• _WHAT TO DO_: Copy the backend reference below in full, word for word.

Backend Reference

caro supports multiple inference backends for flexibility across different platforms and use cases.

Backend Overview

Backend	Platform	GPU Support	Best For
MLX	Apple Silicon	Yes	Macs with M1/M2/M3/M4
Ollama	All	Varies	Cross-platform, easy setup
vLLM	Linux/Server	Yes (CUDA)	High-performance serving

MLX Backend

The MLX backend provides GPU-accelerated inference on Apple Silicon.

Requirements

Apple Silicon Mac (M1/M2/M3/M4)
macOS 12.0+
Xcode with Metal compiler

Configuration

[backends.mlx]
enabled = true
threads = 4
gpu = true

Performance

Metric	M1	M1 Pro	M2 Pro	M4 Pro
First inference	2.5s	2.0s	1.8s	1.5s
Subsequent	800ms	600ms	500ms	400ms
Memory	1.2GB	1.2GB	1.2GB	1.2GB

Troubleshooting

Metal compiler not found:

sudo xcode-select --switch /Applications/Xcode.app/Contents/Developer
xcrun --find metal

Build failure:

cargo clean
cargo build --release --features embedded-mlx

Ollama Backend

Ollama provides easy local model serving across all platforms.

Setup

Install Ollama:

# macOS
brew install ollama

# Linux
curl -fsSL https://ollama.ai/install.sh | sh

Start Ollama:

ollama serve

Pull a model:

ollama pull qwen2.5-coder:latest

Configuration

[backends.ollama]
enabled = true
host = "http://localhost:11434"
model = "qwen2.5-coder:latest"

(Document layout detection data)
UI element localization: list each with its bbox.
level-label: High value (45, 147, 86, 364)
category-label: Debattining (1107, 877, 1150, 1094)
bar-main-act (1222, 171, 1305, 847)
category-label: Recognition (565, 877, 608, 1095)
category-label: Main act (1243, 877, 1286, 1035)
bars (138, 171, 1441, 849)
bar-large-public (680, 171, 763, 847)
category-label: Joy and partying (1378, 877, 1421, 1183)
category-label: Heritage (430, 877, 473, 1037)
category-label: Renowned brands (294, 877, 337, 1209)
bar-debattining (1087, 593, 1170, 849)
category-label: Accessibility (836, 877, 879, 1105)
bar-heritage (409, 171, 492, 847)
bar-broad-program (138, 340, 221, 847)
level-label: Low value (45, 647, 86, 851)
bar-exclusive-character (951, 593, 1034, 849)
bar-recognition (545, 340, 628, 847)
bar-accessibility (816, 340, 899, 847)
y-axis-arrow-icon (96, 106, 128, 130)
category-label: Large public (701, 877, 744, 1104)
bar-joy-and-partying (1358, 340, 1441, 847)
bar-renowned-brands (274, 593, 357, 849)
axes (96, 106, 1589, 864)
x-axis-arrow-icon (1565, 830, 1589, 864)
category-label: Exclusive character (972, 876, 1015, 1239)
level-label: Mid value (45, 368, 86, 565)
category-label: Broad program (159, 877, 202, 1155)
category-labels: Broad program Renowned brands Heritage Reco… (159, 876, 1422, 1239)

• _COMPLETED TASK_:
Backend Reference

caro supports multiple inference backends for flexibility across different platforms and use cases.

Backend Overview

Backend	Platform	GPU Support	Best For
MLX	Apple Silicon	Yes	Macs with M1/M2/M3/M4
Ollama	All	Varies	Cross-platform, easy setup
vLLM	Linux/Server	Yes (CUDA)	High-performance serving

MLX Backend

The MLX backend provides GPU-accelerated inference on Apple Silicon.

Requirements

Apple Silicon Mac (M1/M2/M3/M4)
macOS 12.0+
Xcode with Metal compiler

Configuration

[backends.mlx]
enabled = true
threads = 4
gpu = true

Performance

Metric	M1	M1 Pro	M2 Pro	M4 Pro
First inference	2.5s	2.0s	1.8s	1.5s
Subsequent	800ms	600ms	500ms	400ms
Memory	1.2GB	1.2GB	1.2GB	1.2GB

Troubleshooting

Metal compiler not found:

sudo xcode-select --switch /Applications/Xcode.app/Contents/Developer
xcrun --find metal

Build failure:

cargo clean
cargo build --release --features embedded-mlx

Ollama Backend

Ollama provides easy local model serving across all platforms.

Setup

Install Ollama:

# macOS
brew install ollama

# Linux
curl -fsSL https://ollama.ai/install.sh | sh

Start Ollama:

ollama serve

Pull a model:

ollama pull qwen2.5-coder:latest

Configuration

[backends.ollama]
enabled = true
host = "http://localhost:11434"
model = "qwen2.5-coder:latest"